* Instructions for the task *
Pick out and copy every line below that has the word "clients".

________________

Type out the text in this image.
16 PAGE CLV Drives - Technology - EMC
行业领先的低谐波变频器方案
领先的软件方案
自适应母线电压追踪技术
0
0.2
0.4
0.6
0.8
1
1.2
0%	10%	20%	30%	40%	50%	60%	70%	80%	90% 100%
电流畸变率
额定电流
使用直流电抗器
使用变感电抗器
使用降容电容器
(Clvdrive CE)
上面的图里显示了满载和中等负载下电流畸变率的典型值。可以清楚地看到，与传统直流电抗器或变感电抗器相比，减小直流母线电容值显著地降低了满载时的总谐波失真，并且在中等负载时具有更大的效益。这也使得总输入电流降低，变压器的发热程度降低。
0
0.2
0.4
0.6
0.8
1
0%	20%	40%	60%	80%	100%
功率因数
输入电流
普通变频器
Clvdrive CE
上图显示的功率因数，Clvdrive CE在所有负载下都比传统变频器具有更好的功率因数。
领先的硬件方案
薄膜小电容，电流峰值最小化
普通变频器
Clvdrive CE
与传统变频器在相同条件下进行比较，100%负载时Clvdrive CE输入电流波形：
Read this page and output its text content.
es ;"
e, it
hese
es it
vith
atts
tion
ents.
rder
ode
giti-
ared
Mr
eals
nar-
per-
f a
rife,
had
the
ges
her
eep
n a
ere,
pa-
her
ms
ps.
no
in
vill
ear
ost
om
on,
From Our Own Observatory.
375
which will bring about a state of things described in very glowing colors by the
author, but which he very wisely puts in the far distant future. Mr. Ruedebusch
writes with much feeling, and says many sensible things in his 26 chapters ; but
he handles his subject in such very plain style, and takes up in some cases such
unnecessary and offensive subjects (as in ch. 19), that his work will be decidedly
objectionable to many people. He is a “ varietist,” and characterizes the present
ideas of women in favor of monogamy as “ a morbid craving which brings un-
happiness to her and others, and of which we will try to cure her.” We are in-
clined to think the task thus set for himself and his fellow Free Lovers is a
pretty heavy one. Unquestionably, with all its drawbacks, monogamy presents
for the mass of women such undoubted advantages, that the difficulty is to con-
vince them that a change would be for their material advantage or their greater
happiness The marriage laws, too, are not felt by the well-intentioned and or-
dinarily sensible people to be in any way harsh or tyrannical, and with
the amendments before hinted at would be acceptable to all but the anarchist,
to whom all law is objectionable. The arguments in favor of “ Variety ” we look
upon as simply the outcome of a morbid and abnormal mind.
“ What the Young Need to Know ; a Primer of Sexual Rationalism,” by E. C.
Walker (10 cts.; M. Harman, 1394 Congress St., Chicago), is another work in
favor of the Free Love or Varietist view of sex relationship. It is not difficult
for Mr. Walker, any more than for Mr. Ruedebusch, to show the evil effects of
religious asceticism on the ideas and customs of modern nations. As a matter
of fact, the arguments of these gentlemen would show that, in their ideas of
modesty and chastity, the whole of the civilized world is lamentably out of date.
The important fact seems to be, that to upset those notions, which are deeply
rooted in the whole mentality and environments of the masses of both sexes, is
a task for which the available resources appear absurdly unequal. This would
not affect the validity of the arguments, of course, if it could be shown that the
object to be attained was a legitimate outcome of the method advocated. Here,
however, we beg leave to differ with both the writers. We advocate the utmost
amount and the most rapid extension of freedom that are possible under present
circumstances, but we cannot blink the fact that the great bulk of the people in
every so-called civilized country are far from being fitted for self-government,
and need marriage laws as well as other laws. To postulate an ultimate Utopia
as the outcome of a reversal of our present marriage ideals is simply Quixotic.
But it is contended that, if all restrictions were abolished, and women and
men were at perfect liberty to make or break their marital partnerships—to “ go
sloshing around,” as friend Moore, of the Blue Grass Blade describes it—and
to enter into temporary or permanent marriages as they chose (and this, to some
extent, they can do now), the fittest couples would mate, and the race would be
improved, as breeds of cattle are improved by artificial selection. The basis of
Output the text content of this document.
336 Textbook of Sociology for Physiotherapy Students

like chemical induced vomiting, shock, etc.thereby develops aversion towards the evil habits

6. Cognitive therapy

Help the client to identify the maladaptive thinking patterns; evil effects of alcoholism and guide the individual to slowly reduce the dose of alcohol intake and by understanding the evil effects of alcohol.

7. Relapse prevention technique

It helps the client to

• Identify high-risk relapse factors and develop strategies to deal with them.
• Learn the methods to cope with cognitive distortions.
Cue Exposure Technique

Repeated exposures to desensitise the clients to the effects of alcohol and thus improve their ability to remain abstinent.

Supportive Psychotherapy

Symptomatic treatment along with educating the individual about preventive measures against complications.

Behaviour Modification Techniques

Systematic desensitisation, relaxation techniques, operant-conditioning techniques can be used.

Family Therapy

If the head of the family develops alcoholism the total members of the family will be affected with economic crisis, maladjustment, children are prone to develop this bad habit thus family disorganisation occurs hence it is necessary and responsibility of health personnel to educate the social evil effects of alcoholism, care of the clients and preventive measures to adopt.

________________

* Complete output *
Repeated exposures to desensitise the clients to the effects of alcohol and thus improve their ability to remain abstinent.
If the head of the family develops alcoholism the total members of the family will be affected with economic crisis, maladjustment, children are prone to develop this bad habit thus family disorganisation occurs hence it is necessary and responsibility of health personnel to educate the social evil effects of alcoholism, care of the clients and preventive measures to adopt.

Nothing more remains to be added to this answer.